Work required> Below are the records; copy each line in them that holds the word "HESSI".
==== Listed entries
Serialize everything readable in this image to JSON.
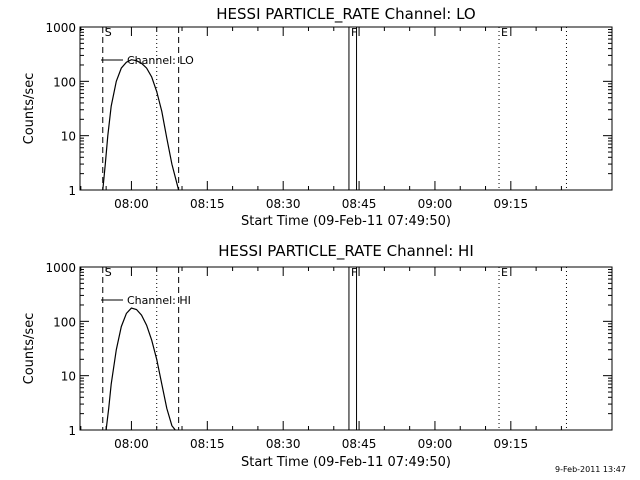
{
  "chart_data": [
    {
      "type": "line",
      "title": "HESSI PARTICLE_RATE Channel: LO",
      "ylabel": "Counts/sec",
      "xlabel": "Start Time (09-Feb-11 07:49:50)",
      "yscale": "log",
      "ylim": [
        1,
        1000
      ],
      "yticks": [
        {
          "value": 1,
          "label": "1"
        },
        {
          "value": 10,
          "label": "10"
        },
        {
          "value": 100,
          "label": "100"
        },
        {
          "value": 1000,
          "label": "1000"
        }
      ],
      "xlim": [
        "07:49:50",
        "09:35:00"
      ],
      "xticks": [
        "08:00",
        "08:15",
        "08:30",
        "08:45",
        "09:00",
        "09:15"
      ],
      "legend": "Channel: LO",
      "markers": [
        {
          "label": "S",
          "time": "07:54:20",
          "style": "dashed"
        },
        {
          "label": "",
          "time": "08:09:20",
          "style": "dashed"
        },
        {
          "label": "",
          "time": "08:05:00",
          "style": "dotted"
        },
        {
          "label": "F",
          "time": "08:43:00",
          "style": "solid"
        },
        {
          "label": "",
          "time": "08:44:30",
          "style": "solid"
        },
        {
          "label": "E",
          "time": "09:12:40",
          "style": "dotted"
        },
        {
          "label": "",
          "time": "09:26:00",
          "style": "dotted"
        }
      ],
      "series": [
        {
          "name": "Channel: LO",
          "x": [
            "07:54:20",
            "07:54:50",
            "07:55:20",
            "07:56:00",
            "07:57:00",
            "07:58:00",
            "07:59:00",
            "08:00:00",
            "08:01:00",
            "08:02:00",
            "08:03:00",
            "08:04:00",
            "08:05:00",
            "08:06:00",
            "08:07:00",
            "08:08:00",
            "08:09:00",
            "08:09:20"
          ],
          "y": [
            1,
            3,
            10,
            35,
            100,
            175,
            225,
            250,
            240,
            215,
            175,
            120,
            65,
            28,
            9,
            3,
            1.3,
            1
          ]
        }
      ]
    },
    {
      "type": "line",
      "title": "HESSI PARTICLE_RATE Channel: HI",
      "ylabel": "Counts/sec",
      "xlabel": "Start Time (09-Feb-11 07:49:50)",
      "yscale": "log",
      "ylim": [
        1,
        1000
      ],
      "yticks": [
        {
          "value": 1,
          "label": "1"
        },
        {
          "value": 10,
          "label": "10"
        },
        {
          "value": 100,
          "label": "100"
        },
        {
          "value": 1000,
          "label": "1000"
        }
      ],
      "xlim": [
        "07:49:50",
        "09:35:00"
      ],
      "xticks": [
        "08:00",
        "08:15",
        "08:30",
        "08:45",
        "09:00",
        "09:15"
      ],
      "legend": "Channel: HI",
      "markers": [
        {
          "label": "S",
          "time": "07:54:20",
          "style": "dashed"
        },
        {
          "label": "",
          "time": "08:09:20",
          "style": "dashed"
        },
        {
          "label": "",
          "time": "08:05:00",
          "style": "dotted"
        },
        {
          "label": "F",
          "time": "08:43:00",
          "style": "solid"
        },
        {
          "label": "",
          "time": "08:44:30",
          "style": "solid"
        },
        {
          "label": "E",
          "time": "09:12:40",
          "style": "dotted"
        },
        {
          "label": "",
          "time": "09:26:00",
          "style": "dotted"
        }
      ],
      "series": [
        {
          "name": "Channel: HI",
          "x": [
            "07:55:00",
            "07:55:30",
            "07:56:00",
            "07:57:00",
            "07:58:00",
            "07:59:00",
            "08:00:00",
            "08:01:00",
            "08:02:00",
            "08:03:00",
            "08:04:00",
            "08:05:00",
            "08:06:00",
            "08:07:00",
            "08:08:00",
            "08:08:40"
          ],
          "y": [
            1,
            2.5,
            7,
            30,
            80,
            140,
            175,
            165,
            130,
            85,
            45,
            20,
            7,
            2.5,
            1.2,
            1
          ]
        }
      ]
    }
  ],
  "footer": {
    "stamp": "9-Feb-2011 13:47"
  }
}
========
==== Listed entries
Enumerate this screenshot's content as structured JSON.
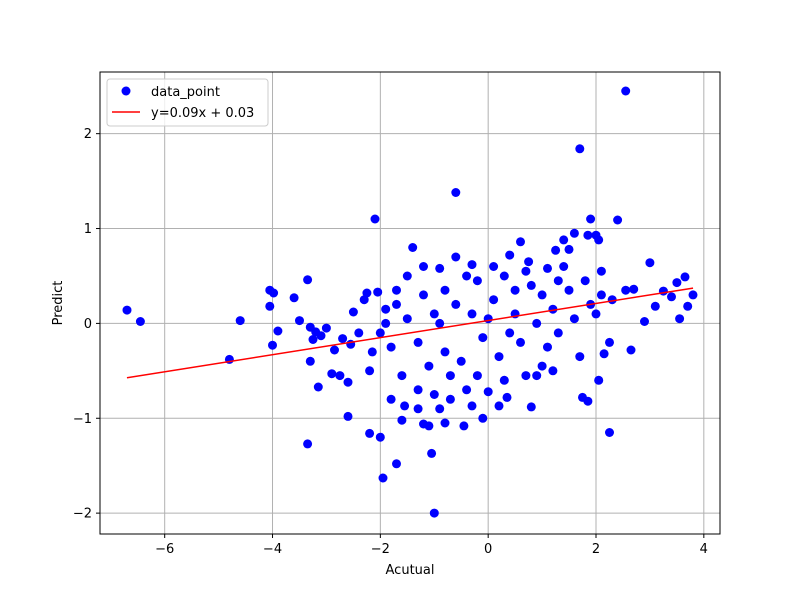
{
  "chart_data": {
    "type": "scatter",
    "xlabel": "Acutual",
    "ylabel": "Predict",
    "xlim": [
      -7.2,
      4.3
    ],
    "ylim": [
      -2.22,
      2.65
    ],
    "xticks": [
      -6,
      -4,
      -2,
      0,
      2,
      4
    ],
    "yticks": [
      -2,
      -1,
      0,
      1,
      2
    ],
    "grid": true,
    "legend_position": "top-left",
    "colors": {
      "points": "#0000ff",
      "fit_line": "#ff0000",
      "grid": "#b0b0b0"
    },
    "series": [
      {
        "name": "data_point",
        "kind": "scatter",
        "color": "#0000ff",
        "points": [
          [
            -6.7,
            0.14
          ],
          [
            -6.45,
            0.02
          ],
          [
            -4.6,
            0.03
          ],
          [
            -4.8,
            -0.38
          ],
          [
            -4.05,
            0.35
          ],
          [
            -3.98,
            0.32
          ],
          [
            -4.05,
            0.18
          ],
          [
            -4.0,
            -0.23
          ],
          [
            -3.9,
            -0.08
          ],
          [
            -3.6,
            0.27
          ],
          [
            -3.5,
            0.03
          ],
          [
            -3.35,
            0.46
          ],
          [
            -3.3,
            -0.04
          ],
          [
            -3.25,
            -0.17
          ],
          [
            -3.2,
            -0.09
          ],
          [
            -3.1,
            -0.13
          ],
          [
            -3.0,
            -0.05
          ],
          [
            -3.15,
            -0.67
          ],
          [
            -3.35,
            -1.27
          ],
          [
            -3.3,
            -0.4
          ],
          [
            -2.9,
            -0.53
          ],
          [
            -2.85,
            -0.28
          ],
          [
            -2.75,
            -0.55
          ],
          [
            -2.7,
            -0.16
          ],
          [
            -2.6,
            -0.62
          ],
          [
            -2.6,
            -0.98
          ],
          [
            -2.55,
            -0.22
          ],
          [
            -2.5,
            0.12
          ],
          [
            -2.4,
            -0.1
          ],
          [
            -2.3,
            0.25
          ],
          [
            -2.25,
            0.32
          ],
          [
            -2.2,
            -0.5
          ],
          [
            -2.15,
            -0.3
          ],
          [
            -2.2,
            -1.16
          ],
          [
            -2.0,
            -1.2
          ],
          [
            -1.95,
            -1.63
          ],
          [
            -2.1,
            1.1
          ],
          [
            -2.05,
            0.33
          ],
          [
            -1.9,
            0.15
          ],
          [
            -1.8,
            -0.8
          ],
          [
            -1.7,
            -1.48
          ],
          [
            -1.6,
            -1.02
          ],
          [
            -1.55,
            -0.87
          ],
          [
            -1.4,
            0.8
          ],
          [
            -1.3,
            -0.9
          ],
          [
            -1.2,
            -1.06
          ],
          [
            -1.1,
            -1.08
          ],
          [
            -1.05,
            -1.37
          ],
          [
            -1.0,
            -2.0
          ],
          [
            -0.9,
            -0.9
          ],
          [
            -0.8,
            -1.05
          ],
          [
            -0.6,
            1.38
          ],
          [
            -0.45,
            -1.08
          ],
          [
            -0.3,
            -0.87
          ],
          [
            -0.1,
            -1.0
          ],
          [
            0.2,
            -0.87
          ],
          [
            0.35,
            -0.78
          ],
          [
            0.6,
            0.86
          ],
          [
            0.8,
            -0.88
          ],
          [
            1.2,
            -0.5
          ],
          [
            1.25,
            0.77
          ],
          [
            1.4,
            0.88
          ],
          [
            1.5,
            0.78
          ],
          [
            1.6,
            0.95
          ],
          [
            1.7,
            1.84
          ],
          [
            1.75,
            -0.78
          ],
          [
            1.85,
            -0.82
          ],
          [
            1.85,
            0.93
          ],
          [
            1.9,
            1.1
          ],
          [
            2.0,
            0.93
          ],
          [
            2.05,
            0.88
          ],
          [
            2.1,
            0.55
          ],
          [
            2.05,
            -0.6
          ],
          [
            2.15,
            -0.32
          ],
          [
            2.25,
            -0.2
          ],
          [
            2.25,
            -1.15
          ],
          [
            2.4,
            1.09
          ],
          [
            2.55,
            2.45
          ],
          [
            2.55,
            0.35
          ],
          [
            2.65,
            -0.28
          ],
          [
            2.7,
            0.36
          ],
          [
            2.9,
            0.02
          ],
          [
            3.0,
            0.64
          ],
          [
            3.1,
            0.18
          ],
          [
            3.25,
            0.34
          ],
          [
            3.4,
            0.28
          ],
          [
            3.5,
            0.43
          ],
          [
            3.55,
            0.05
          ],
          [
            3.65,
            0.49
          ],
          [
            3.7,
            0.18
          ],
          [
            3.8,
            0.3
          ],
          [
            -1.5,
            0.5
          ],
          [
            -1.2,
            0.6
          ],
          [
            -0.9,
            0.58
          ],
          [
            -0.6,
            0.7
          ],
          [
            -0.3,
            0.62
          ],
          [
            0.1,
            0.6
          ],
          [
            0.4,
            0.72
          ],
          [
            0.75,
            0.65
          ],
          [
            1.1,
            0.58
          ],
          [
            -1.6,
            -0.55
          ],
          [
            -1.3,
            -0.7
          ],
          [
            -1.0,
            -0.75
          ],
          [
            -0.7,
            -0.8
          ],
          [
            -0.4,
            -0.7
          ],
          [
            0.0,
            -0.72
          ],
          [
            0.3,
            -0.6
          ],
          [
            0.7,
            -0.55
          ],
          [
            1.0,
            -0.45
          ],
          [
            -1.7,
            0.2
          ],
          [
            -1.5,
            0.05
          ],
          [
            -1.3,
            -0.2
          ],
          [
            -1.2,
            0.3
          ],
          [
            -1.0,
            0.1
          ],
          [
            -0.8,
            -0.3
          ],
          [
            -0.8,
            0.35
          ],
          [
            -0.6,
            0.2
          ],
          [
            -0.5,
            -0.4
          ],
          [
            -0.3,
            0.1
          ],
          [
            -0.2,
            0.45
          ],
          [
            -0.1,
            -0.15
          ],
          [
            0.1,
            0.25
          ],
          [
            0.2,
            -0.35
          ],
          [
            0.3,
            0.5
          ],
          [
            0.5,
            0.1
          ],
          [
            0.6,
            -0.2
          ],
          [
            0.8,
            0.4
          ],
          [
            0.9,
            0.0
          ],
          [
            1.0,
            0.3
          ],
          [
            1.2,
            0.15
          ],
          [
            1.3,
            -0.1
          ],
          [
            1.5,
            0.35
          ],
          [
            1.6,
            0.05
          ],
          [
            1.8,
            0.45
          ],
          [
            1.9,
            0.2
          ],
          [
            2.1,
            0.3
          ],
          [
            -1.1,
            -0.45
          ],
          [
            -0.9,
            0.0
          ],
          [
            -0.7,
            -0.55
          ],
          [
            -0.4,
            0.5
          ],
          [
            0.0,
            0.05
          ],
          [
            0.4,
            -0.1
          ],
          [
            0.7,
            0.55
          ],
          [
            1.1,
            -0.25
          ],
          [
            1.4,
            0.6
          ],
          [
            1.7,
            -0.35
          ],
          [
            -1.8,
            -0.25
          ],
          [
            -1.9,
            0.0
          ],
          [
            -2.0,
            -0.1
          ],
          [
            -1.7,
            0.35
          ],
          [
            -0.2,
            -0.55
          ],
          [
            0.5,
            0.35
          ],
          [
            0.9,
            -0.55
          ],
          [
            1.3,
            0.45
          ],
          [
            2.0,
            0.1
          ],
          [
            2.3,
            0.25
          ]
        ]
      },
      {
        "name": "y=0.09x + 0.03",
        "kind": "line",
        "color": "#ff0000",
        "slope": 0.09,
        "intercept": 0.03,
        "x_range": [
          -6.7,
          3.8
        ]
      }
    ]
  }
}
========
==== Listed entries
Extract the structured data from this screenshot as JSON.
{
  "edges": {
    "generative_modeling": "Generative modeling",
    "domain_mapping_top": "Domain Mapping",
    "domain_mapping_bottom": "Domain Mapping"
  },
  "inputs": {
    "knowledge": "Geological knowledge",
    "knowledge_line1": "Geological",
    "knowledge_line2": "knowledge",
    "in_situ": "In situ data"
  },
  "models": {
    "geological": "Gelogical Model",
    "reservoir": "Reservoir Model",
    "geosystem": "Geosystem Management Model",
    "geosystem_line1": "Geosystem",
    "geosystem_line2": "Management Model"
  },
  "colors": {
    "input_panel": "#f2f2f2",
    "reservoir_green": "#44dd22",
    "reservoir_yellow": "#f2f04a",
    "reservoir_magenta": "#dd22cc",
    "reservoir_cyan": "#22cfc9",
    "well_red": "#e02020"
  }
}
========
Task result>
      "title": "HESSI PARTICLE_RATE Channel: LO",
      "title": "HESSI PARTICLE_RATE Channel: HI",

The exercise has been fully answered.